Instructions for the task: Lines containing the string "amount" are to be counted; report the number and nothing more.

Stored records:
· · · · · · ·

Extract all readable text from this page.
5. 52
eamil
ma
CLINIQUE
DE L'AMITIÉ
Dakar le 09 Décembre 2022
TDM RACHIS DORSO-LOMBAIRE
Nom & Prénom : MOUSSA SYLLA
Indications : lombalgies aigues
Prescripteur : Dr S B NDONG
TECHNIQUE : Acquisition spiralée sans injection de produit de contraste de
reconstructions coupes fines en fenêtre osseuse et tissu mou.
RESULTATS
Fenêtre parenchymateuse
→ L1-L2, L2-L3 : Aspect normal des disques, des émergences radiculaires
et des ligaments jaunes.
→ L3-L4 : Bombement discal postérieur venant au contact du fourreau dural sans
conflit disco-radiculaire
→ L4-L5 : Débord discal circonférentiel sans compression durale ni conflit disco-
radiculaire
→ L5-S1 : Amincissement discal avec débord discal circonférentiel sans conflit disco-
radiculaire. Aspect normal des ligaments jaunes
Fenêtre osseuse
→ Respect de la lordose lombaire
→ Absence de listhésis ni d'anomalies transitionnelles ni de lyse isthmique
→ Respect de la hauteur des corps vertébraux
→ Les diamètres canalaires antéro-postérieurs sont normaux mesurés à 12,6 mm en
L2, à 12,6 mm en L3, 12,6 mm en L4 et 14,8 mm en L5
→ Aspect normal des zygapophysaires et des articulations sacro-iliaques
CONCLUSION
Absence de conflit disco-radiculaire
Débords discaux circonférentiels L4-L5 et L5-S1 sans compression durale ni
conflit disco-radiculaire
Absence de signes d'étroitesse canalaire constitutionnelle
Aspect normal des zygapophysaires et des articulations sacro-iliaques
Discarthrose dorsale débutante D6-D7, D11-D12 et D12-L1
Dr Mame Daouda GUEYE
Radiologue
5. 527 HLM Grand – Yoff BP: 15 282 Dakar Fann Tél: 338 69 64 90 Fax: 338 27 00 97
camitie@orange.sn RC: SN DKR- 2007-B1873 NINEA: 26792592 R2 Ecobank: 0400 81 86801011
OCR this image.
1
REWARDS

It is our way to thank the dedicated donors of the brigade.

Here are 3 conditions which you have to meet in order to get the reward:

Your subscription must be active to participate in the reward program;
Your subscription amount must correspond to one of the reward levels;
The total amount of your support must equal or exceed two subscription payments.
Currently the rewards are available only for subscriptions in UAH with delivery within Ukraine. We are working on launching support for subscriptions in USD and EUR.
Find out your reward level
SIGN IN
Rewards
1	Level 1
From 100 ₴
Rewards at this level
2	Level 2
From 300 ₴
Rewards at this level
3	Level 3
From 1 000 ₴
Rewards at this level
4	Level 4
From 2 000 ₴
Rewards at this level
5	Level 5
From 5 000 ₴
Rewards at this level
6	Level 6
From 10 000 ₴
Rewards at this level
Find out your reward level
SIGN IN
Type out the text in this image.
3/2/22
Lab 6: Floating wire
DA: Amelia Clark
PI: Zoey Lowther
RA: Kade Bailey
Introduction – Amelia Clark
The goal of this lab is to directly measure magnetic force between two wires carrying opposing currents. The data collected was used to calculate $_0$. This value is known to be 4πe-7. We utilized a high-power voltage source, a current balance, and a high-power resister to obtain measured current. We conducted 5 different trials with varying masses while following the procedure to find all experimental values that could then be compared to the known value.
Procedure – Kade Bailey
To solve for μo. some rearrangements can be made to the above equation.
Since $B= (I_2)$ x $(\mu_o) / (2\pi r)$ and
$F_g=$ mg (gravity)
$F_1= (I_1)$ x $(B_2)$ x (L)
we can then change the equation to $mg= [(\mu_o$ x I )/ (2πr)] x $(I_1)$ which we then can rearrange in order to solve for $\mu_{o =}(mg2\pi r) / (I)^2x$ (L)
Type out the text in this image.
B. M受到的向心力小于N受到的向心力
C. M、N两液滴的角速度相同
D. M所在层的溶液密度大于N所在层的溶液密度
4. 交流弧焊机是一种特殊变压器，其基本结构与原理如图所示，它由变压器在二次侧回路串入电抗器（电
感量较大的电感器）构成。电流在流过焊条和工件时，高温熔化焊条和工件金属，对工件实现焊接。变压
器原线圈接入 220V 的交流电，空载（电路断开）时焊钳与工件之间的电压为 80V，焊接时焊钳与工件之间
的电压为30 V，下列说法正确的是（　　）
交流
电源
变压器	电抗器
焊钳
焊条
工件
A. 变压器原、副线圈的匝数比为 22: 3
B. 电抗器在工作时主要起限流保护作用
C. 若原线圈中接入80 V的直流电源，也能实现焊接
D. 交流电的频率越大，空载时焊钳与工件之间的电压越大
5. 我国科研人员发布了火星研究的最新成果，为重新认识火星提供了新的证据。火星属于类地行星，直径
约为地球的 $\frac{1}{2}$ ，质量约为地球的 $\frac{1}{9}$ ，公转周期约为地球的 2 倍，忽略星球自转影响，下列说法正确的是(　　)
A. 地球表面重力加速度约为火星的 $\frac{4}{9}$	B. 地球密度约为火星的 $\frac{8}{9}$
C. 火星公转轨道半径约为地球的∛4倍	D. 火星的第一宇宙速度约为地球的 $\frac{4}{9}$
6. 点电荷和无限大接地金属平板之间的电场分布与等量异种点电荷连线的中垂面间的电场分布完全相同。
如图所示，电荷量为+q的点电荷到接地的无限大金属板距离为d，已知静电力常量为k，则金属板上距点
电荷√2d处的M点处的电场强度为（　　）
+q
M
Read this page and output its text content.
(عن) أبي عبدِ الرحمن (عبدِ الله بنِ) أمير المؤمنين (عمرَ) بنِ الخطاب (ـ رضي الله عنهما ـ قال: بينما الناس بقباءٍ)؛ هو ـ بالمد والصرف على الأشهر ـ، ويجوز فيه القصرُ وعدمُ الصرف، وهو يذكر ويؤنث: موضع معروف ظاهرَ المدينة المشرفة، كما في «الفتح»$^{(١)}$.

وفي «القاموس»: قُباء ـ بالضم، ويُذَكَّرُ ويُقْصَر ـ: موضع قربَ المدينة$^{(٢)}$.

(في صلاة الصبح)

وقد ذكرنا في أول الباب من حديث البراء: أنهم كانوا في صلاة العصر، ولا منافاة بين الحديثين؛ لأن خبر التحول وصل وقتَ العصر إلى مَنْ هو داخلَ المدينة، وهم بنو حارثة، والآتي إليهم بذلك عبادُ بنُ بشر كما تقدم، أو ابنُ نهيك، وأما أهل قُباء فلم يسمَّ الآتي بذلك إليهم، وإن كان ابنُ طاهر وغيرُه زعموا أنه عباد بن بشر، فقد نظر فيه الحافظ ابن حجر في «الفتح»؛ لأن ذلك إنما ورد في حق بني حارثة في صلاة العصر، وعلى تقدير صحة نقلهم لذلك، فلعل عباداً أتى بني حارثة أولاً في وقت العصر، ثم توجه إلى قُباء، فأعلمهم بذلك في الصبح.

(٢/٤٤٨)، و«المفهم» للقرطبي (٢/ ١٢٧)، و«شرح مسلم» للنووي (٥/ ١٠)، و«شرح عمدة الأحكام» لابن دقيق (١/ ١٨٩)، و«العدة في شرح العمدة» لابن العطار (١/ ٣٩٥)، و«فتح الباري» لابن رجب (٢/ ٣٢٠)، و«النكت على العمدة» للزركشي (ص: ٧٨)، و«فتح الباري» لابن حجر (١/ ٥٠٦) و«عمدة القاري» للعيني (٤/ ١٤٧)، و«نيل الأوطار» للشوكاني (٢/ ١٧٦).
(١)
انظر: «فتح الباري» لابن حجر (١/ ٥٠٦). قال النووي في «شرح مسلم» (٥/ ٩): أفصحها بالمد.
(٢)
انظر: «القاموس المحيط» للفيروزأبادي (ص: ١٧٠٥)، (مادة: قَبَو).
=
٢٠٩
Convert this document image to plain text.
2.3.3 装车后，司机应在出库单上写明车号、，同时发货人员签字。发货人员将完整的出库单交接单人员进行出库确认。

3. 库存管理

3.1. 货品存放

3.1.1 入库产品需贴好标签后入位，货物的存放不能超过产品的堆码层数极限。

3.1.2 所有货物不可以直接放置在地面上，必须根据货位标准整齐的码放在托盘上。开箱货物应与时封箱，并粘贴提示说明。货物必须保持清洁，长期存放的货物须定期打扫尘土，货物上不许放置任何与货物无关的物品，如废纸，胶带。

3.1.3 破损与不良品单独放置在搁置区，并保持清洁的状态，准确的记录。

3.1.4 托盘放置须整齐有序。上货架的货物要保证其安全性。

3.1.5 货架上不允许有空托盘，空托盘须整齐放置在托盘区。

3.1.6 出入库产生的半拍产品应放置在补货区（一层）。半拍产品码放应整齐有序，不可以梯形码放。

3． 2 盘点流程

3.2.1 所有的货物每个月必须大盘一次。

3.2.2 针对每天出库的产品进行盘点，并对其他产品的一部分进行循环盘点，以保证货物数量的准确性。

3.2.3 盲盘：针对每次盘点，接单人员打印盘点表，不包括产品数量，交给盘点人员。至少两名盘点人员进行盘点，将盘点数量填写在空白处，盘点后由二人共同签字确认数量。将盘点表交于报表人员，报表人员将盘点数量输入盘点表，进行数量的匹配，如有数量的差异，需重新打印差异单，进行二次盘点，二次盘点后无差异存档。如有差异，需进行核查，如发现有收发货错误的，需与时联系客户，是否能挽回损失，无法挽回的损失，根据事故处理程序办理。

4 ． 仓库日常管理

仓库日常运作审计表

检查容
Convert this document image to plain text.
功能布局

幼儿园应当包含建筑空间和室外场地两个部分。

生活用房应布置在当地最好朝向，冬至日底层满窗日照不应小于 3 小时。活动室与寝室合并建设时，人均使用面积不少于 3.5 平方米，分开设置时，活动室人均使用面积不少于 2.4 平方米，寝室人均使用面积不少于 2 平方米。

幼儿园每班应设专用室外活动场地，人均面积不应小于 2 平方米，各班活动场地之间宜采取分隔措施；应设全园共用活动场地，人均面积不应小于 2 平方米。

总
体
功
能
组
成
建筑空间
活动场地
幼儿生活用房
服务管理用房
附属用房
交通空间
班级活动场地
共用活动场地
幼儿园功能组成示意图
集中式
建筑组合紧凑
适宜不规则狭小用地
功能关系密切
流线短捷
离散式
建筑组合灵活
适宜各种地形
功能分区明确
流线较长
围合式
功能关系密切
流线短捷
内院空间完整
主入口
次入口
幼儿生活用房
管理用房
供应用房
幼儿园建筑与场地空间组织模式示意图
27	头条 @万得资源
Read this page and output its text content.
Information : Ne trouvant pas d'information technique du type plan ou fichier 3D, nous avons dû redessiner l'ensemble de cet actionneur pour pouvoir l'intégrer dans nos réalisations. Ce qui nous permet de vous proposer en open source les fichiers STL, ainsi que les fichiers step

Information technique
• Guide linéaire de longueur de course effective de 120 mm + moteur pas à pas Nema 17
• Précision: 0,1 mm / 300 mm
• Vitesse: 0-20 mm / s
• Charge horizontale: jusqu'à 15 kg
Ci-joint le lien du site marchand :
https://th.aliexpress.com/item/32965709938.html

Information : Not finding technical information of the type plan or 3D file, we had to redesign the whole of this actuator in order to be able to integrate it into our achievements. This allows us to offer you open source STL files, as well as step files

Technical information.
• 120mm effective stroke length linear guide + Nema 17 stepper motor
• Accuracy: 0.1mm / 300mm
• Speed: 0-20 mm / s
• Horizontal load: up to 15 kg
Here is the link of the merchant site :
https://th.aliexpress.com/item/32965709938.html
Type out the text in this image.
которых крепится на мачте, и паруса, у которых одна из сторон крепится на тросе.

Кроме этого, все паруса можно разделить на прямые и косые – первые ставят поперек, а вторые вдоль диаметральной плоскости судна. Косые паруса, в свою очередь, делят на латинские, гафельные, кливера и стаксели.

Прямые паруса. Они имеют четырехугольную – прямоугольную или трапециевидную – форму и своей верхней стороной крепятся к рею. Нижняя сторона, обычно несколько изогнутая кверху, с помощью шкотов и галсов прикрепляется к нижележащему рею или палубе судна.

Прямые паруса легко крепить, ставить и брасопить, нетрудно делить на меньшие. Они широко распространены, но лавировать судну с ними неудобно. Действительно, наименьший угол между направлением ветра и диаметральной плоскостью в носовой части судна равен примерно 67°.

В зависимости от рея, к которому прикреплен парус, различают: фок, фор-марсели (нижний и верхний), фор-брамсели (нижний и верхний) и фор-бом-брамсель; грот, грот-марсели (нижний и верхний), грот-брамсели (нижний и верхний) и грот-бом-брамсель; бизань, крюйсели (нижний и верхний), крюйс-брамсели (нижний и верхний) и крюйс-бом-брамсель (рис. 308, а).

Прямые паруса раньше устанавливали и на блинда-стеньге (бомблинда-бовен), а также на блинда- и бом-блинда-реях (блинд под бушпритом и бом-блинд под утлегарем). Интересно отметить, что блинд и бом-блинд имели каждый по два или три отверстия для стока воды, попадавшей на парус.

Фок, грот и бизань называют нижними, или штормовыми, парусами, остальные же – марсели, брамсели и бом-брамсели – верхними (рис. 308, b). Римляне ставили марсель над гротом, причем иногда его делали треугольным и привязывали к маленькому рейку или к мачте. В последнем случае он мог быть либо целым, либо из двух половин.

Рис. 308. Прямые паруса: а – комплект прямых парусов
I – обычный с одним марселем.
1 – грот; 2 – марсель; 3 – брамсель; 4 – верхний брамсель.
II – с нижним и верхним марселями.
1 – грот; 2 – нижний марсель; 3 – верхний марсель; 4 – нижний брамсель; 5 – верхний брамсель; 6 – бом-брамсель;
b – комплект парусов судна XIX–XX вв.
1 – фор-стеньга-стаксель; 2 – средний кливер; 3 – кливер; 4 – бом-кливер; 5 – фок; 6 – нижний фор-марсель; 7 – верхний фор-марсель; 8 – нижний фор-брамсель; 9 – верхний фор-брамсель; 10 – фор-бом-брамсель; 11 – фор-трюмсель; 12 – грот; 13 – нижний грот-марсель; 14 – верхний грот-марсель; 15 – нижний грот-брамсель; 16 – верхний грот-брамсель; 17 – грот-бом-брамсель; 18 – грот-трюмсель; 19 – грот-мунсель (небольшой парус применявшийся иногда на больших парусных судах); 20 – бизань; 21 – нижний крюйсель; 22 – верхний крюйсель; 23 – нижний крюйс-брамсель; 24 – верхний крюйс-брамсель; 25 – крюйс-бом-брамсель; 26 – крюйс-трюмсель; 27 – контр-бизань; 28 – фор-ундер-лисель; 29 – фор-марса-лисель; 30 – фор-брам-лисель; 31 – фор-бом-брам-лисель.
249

· · · · · · ·

Exercise result: 2